■ **Saved entries**

□ □ □

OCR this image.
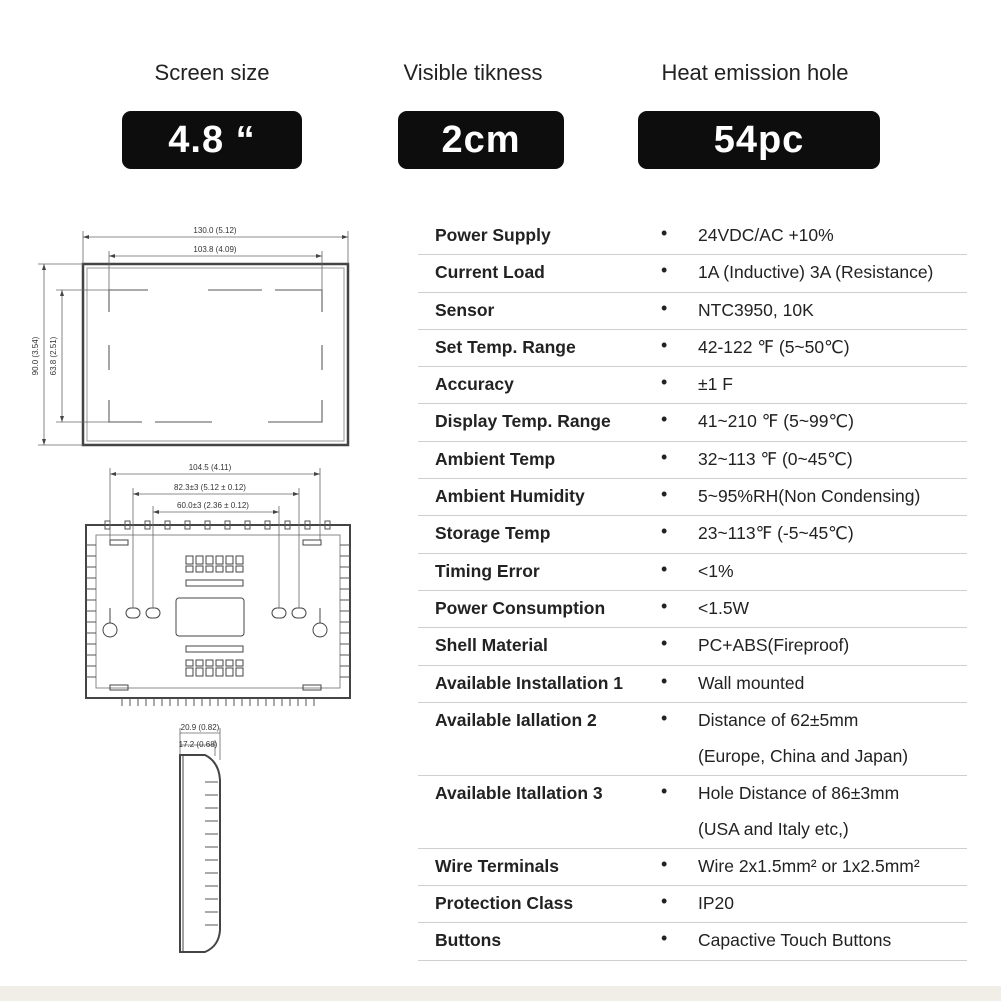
Screen size
4.8 “
Visible tikness
2cm
Heat emission hole
54pc
130.0 (5.12)
103.8 (4.09)
90.0 (3.54) 63.8 (2.51)
104.5 (4.11)
82.3±3 (5.12 ± 0.12)
60.0±3 (2.36 ± 0.12)
20.9 (0.82)
17.2 (0.68)
Power Supply	• 24VDC/AC +10%
Current Load	• 1A (Inductive) 3A (Resistance)
Sensor	• NTC3950, 10K
Set Temp. Range	• 42-122 ℉ (5~50℃)
Accuracy	• ±1 F
Display Temp. Range	• 41~210 ℉ (5~99℃)
Ambient Temp	• 32~113 ℉ (0~45℃)
Ambient Humidity	• 5~95%RH(Non Condensing)
Storage Temp	• 23~113℉ (-5~45℃)
Timing Error	• <1%
Power Consumption	• <1.5W
Shell Material	• PC+ABS(Fireproof)
Available Installation 1 • Wall mounted
Available Iallation 2	• Distance of 62±5mm
(Europe, China and Japan)
Available Itallation 3	• Hole Distance of 86±3mm
(USA and Italy etc,)
Wire Terminals	• Wire 2x1.5mm² or 1x2.5mm²
Protection Class	• IP20
Buttons	• Capactive Touch Buttons
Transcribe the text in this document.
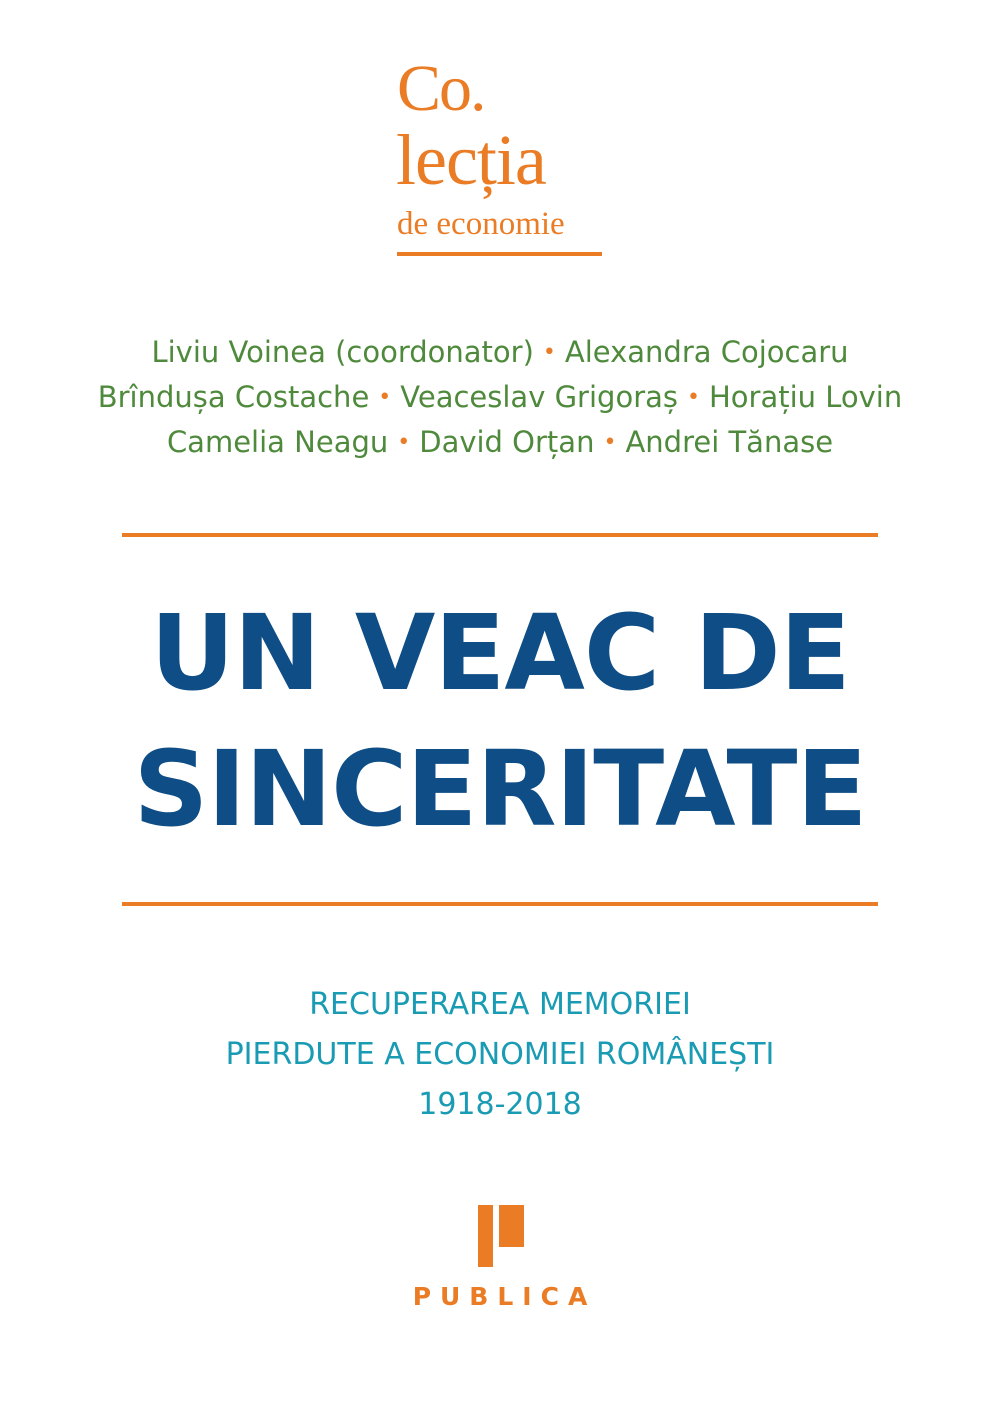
Co.
lecția
de economie
Liviu Voinea (coordonator) • Alexandra Cojocaru
Brîndușa Costache • Veaceslav Grigoraș • Horațiu Lovin
Camelia Neagu • David Orțan • Andrei Tănase
UN VEAC DE
SINCERITATE
RECUPERAREA MEMORIEI
PIERDUTE A ECONOMIEI ROMÂNEȘTI
1918-2018
PUBLICA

□ □ □

■ **Task statement**
Repeat the material above word for word and skip every image in it.

■ **Solved problem**
OCR this image.
Screen size
4.8 “
Visible tikness
2cm
Heat emission hole
54pc
130.0 (5.12)
103.8 (4.09)
90.0 (3.54) 63.8 (2.51)
104.5 (4.11)
82.3±3 (5.12 ± 0.12)
60.0±3 (2.36 ± 0.12)
20.9 (0.82)
17.2 (0.68)
Power Supply	• 24VDC/AC +10%
Current Load	• 1A (Inductive) 3A (Resistance)
Sensor	• NTC3950, 10K
Set Temp. Range	• 42-122 ℉ (5~50℃)
Accuracy	• ±1 F
Display Temp. Range	• 41~210 ℉ (5~99℃)
Ambient Temp	• 32~113 ℉ (0~45℃)
Ambient Humidity	• 5~95%RH(Non Condensing)
Storage Temp	• 23~113℉ (-5~45℃)
Timing Error	• <1%
Power Consumption	• <1.5W
Shell Material	• PC+ABS(Fireproof)
Available Installation 1 • Wall mounted
Available Iallation 2	• Distance of 62±5mm
(Europe, China and Japan)
Available Itallation 3	• Hole Distance of 86±3mm
(USA and Italy etc,)
Wire Terminals	• Wire 2x1.5mm² or 1x2.5mm²
Protection Class	• IP20
Buttons	• Capactive Touch Buttons
Transcribe the text in this document.
Co.
lecția
de economie
Liviu Voinea (coordonator) • Alexandra Cojocaru
Brîndușa Costache • Veaceslav Grigoraș • Horațiu Lovin
Camelia Neagu • David Orțan • Andrei Tănase
UN VEAC DE
SINCERITATE
RECUPERAREA MEMORIEI
PIERDUTE A ECONOMIEI ROMÂNEȘTI
1918-2018
PUBLICA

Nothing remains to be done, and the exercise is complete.